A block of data
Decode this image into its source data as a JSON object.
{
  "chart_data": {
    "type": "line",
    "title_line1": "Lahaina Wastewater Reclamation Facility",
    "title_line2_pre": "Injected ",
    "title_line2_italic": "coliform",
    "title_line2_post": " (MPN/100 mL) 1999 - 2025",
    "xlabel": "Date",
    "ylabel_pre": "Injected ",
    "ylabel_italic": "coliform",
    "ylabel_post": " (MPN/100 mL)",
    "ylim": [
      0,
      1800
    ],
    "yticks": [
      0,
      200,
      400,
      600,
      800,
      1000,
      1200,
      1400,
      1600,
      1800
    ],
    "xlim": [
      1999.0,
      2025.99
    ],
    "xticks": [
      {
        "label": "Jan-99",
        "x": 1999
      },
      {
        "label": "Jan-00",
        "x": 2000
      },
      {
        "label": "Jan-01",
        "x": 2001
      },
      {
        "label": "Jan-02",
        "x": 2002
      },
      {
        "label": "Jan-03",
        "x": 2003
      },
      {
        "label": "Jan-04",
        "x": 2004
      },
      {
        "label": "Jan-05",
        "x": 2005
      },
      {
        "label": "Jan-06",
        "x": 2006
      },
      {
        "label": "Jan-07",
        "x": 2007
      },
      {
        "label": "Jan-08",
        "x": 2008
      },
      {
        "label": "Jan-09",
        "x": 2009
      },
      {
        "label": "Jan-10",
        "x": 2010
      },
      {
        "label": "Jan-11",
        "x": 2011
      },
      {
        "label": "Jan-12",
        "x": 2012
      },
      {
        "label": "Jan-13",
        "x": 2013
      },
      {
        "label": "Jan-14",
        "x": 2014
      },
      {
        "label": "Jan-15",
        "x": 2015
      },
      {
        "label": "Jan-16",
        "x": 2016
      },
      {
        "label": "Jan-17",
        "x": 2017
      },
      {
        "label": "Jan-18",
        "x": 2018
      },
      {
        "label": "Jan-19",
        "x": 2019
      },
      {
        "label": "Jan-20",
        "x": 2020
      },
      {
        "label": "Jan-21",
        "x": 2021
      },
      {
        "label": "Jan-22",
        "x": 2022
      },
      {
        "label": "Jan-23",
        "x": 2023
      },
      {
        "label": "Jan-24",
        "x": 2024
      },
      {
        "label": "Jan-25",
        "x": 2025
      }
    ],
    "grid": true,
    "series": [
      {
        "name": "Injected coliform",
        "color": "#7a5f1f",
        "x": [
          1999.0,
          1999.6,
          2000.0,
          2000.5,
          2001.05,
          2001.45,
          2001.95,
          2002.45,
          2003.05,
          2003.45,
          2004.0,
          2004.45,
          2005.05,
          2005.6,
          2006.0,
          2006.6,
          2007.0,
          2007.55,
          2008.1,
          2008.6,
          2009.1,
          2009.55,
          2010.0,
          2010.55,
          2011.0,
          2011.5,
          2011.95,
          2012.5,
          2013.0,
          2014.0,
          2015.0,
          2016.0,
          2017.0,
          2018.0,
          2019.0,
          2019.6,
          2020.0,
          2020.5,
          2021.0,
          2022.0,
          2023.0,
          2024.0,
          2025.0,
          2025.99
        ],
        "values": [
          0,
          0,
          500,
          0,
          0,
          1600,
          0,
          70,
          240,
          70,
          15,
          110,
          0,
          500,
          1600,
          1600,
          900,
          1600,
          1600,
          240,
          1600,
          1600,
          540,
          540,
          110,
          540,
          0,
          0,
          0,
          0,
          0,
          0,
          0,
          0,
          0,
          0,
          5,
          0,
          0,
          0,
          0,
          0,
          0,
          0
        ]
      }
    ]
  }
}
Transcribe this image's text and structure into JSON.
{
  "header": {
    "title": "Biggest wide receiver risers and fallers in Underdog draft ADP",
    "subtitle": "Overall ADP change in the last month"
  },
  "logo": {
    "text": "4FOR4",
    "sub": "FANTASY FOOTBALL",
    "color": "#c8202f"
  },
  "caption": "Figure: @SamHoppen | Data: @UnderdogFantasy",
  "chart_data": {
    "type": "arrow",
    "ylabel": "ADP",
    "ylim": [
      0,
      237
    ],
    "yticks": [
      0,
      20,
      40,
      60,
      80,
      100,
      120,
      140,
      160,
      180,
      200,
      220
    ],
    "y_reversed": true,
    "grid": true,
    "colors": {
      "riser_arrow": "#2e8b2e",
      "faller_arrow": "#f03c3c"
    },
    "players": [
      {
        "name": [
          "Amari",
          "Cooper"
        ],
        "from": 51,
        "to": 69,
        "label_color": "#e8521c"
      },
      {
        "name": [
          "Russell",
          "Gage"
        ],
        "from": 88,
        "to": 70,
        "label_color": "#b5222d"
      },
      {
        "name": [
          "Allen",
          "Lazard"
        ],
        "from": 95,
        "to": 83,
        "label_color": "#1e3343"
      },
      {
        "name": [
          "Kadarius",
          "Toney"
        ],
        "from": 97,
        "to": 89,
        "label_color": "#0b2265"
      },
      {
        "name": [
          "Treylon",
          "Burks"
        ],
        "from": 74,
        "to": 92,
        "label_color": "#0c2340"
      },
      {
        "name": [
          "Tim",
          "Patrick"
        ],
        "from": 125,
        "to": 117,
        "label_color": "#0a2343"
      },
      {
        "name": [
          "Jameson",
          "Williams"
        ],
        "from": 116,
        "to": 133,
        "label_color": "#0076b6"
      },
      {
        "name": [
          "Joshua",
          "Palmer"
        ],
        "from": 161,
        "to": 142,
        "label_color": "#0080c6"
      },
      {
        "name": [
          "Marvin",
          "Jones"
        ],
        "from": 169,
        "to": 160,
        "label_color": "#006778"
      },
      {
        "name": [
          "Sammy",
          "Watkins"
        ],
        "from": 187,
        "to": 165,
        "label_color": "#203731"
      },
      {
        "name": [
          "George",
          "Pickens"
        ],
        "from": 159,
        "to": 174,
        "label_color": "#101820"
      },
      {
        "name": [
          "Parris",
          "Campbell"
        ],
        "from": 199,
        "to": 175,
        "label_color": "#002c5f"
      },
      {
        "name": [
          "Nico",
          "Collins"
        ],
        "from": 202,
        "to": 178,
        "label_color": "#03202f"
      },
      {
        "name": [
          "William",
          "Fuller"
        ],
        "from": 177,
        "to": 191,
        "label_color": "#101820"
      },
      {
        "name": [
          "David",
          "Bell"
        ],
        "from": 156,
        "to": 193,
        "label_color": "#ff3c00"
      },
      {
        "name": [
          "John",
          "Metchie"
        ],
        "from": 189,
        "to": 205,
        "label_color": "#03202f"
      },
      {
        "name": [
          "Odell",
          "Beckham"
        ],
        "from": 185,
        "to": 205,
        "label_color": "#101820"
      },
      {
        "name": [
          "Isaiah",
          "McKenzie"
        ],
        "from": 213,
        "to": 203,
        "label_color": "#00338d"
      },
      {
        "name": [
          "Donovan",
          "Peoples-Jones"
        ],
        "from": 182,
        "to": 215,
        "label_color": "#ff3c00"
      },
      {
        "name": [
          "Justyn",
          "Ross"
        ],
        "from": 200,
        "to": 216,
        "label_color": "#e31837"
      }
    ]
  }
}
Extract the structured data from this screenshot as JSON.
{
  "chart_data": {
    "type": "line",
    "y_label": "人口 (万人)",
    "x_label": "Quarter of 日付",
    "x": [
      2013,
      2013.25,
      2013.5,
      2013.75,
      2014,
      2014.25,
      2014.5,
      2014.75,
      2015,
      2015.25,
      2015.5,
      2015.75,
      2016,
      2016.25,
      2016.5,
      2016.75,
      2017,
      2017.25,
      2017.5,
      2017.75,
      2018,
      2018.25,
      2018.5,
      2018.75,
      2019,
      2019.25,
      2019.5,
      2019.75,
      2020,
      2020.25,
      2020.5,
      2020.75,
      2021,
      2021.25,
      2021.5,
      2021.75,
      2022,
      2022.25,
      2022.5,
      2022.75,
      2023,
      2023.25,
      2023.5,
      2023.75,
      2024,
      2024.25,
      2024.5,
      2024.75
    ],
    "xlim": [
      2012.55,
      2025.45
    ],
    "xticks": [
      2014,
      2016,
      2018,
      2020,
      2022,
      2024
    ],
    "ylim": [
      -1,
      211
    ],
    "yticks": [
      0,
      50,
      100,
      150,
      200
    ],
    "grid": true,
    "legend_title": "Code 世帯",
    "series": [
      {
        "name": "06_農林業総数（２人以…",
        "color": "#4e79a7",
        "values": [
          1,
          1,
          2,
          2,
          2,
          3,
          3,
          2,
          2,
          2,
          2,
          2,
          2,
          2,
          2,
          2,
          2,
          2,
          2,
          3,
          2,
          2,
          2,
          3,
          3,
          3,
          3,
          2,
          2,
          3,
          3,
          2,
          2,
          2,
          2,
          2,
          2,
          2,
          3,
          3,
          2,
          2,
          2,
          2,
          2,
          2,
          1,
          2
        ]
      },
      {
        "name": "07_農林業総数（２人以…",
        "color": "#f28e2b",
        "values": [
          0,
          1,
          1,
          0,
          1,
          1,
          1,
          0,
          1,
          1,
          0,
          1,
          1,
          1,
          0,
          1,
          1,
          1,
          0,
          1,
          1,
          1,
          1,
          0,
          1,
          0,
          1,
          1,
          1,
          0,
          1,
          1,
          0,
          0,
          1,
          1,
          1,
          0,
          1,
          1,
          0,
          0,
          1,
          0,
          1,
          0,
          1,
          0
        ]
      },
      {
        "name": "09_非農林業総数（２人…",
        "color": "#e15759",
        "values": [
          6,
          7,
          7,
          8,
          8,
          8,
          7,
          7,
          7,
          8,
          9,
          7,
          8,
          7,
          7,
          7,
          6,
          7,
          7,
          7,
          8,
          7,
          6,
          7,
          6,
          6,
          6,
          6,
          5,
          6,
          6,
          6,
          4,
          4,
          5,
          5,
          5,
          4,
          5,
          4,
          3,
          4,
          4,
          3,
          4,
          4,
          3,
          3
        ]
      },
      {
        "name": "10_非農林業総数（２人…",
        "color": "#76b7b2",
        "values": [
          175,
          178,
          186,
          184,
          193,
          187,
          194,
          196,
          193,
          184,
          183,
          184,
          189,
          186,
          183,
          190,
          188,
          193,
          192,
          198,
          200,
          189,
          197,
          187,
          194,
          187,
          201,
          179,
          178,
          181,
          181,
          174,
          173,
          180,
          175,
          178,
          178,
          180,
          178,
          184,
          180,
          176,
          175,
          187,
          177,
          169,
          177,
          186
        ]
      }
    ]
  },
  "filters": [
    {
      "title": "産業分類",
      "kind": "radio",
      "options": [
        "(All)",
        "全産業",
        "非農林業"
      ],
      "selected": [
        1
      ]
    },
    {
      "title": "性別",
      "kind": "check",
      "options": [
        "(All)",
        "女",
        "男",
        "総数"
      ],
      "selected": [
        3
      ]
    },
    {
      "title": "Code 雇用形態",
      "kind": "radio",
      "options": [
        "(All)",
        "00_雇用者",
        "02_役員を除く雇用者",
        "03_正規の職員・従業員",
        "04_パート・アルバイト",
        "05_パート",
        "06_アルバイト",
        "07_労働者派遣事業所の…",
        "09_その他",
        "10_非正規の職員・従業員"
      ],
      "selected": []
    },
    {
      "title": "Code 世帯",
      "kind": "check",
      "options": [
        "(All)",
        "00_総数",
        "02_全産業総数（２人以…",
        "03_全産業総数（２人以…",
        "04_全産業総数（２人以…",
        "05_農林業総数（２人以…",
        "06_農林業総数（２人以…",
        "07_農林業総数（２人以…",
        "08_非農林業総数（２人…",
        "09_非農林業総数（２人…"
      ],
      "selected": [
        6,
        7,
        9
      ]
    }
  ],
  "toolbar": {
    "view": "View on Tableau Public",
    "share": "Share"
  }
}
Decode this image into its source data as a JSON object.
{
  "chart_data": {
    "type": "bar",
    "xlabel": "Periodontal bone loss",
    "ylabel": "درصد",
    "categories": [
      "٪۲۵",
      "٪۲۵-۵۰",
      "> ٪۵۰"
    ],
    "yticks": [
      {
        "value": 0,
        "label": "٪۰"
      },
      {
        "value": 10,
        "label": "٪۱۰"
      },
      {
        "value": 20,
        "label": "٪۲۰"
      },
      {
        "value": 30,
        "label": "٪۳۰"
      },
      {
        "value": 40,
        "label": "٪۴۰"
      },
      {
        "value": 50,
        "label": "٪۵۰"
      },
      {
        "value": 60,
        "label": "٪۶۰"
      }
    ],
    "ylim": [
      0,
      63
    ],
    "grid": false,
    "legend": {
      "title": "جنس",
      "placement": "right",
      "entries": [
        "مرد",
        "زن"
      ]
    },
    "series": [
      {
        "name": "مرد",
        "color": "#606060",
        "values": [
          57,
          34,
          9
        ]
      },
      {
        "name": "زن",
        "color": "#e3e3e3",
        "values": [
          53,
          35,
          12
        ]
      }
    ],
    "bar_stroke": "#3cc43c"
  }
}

• [What the task requires]
What is the number of lines in the data holding the word "this"? Reply with that number only.

• [Output of the exercise]
4